*Dataset listings of figures:*

----------

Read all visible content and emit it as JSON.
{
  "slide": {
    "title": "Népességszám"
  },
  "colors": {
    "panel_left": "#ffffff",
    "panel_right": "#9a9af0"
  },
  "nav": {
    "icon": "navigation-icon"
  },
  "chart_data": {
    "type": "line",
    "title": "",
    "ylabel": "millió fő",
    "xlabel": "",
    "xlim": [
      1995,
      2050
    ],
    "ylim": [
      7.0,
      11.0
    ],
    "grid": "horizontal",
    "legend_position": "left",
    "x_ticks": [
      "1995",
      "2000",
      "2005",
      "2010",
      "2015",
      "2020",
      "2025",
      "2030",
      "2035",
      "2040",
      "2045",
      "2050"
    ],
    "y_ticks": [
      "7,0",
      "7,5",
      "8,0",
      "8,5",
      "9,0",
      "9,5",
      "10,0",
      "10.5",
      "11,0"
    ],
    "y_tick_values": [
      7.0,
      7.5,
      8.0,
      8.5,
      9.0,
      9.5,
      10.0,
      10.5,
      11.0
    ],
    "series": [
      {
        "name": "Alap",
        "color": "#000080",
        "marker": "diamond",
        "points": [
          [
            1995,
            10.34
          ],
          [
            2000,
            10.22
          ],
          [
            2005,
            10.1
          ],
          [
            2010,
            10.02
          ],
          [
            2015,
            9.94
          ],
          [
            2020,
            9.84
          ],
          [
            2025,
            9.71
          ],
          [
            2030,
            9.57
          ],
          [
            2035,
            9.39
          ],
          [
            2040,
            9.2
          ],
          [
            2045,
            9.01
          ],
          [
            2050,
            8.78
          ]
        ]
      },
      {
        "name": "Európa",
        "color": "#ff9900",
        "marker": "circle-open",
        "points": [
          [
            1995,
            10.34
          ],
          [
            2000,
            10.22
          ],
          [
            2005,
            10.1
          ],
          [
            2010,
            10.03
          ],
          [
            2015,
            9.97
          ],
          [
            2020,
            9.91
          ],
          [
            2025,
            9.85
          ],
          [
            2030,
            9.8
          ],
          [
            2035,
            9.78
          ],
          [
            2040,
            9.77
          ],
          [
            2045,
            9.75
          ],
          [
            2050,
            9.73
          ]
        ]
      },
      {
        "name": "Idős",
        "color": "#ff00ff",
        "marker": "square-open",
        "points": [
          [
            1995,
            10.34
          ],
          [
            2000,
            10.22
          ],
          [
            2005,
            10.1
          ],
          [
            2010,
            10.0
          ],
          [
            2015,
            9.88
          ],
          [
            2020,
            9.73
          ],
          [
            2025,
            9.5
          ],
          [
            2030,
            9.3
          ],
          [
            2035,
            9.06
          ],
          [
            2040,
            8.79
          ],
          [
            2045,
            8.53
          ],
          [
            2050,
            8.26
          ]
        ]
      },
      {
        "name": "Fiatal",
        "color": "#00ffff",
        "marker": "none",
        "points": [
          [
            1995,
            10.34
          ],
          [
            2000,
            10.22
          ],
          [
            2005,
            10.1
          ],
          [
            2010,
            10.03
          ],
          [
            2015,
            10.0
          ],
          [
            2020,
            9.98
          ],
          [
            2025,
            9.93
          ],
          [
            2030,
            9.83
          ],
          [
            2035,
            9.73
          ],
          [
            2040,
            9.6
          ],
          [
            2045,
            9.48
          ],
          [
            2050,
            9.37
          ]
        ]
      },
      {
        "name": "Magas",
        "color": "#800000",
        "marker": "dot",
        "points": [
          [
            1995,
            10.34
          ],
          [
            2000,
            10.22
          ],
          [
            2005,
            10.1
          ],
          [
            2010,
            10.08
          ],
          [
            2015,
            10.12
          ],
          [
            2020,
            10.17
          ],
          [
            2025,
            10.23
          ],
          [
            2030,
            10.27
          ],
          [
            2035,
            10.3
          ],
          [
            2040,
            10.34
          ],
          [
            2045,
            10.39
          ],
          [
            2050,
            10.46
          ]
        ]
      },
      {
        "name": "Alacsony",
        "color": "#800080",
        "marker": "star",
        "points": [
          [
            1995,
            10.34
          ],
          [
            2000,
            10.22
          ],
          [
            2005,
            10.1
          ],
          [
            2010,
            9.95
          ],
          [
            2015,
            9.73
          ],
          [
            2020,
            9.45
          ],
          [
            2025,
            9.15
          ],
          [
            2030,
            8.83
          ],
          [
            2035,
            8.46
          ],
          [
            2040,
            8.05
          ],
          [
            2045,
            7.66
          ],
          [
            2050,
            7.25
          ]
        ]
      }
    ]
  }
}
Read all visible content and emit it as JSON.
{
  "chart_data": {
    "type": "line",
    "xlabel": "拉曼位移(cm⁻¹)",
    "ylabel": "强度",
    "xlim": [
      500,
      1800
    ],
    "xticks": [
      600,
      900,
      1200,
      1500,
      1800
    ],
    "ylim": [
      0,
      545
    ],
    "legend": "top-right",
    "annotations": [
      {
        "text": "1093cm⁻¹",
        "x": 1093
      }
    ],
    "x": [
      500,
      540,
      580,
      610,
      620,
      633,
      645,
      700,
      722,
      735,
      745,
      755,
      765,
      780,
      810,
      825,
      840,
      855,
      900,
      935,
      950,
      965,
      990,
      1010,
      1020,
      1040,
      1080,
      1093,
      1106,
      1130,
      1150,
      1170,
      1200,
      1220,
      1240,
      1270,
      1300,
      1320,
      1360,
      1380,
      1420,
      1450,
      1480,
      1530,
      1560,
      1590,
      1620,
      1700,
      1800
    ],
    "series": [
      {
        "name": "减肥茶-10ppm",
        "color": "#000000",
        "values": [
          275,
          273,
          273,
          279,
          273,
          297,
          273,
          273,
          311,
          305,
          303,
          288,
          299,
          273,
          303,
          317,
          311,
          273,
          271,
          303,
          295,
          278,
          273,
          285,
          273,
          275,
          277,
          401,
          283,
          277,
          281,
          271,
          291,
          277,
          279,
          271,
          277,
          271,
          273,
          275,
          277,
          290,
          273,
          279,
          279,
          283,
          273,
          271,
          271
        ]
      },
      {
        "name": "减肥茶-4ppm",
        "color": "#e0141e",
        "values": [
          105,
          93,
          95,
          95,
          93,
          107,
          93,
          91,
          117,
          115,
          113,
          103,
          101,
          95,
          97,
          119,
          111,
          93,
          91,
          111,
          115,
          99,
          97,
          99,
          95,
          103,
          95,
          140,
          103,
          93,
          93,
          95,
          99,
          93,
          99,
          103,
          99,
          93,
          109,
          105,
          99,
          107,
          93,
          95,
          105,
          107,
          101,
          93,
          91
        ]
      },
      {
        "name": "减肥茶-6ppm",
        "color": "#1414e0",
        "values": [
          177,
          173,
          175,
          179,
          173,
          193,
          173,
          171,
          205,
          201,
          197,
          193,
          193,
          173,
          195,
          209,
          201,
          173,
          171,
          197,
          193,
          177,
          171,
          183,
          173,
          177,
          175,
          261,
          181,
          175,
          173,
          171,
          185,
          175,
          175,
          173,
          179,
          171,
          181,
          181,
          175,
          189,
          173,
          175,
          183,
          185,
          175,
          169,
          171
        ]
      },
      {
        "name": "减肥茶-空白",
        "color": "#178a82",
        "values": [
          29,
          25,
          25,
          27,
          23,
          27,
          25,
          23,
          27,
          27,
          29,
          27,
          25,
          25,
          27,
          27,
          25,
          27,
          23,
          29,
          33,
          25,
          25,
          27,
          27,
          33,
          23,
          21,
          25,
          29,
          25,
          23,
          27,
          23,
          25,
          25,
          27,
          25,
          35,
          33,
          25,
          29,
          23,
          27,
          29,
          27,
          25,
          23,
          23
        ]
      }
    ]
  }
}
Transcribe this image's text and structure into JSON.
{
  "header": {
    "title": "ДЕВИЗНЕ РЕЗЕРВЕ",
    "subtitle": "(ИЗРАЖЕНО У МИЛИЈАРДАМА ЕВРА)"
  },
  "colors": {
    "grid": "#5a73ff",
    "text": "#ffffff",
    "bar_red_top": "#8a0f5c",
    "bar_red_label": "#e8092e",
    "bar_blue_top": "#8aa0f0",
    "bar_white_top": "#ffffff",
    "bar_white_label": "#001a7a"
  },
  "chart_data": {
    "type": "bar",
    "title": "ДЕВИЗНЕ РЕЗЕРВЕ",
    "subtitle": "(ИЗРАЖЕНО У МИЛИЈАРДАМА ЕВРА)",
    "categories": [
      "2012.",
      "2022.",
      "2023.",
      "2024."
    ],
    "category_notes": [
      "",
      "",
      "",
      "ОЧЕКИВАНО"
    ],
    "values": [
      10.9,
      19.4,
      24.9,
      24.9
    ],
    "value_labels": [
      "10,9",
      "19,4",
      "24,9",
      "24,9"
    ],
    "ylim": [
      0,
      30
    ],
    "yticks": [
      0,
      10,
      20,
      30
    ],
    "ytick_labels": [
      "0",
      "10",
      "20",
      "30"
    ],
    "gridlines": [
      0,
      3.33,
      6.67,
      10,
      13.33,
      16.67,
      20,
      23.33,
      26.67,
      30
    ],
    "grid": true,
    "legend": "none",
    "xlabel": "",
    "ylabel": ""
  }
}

----------

*Objective:* Copy out every line with the word "text".

*Completed exercise:*
        "text": "1093cm⁻¹",
Transcribe this image's text and structure into JSON.
    "text": "#ffffff",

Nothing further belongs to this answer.